___ SOURCE DATA

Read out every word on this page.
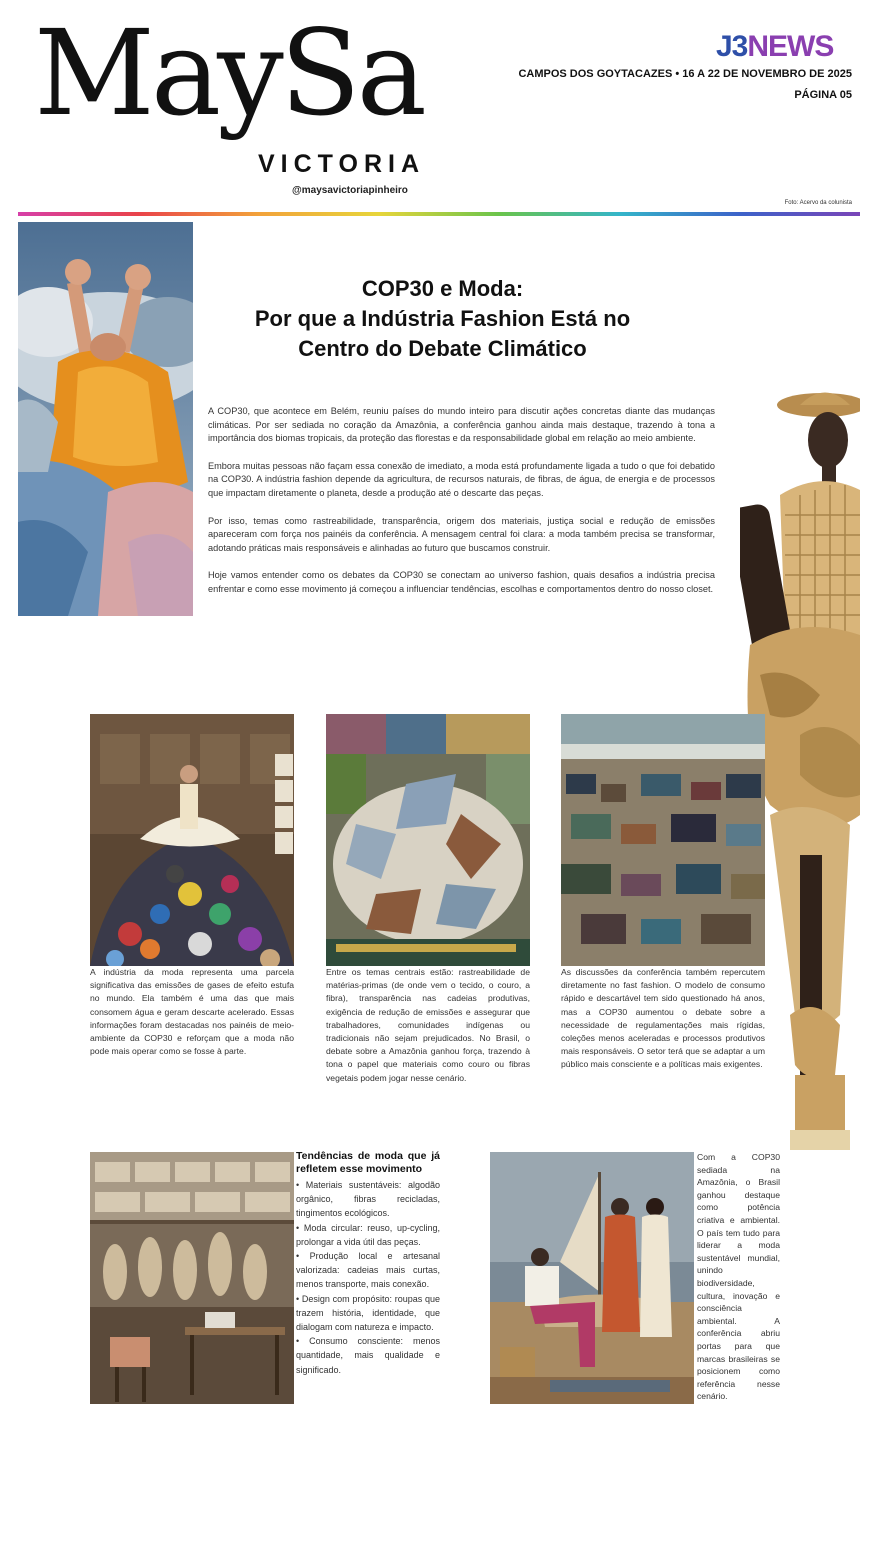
MaySa
VICTORIA
@maysavictoriapinheiro
J3NEWS
CAMPOS DOS GOYTACAZES • 16 A 22 DE NOVEMBRO DE 2025
PÁGINA 05
Foto: Acervo da colunista
COP30 e Moda:
Por que a Indústria Fashion Está no
Centro do Debate Climático

A COP30, que acontece em Belém, reuniu países do mundo inteiro para discutir ações concretas diante das mudanças climáticas. Por ser sediada no coração da Amazônia, a conferência ganhou ainda mais destaque, trazendo à tona a importância dos biomas tropicais, da proteção das florestas e da responsabilidade global em relação ao meio ambiente.

Embora muitas pessoas não façam essa conexão de imediato, a moda está profundamente ligada a tudo o que foi debatido na COP30. A indústria fashion depende da agricultura, de recursos naturais, de fibras, de água, de energia e de processos que impactam diretamente o planeta, desde a produção até o descarte das peças.

Por isso, temas como rastreabilidade, transparência, origem dos materiais, justiça social e redução de emissões apareceram com força nos painéis da conferência. A mensagem central foi clara: a moda também precisa se transformar, adotando práticas mais responsáveis e alinhadas ao futuro que buscamos construir.

Hoje vamos entender como os debates da COP30 se conectam ao universo fashion, quais desafios a indústria precisa enfrentar e como esse movimento já começou a influenciar tendências, escolhas e comportamentos dentro do nosso closet.

A indústria da moda representa uma parcela significativa das emissões de gases de efeito estufa no mundo. Ela também é uma das que mais consomem água e geram descarte acelerado. Essas informações foram destacadas nos painéis de meio-ambiente da COP30 e reforçam que a moda não pode mais operar como se fosse à parte.
Entre os temas centrais estão: rastreabilidade de matérias-primas (de onde vem o tecido, o couro, a fibra), transparência nas cadeias produtivas, exigência de redução de emissões e assegurar que trabalhadores, comunidades indígenas ou tradicionais não sejam prejudicados. No Brasil, o debate sobre a Amazônia ganhou força, trazendo à tona o papel que materiais como couro ou fibras vegetais podem jogar nesse cenário.
As discussões da conferência também repercutem diretamente no fast fashion. O modelo de consumo rápido e descartável tem sido questionado há anos, mas a COP30 aumentou o debate sobre a necessidade de regulamentações mais rígidas, coleções menos aceleradas e processos produtivos mais responsáveis. O setor terá que se adaptar a um público mais consciente e a políticas mais exigentes.
Tendências de moda que já refletem esse movimento
• Materiais sustentáveis: algodão orgânico, fibras recicladas, tingimentos ecológicos.
• Moda circular: reuso, up-cycling, prolongar a vida útil das peças.
• Produção local e artesanal valorizada: cadeias mais curtas, menos transporte, mais conexão.
• Design com propósito: roupas que trazem história, identidade, que dialogam com natureza e impacto.
• Consumo consciente: menos quantidade, mais qualidade e significado.
Com a COP30 sediada na Amazônia, o Brasil ganhou destaque como potência criativa e ambiental. O país tem tudo para liderar a moda sustentável mundial, unindo biodiversidade, cultura, inovação e consciência ambiental. A conferência abriu portas para que marcas brasileiras se posicionem como referência nesse cenário.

______

AIM:
Look over the listing. Pull out every line with the string "movimento" in it.

ANSWER IN FULL:
Hoje vamos entender como os debates da COP30 se conectam ao universo fashion, quais desafios a indústria precisa enfrentar e como esse movimento já começou a influenciar tendências, escolhas e comportamentos dentro do nosso closet.
Tendências de moda que já refletem esse movimento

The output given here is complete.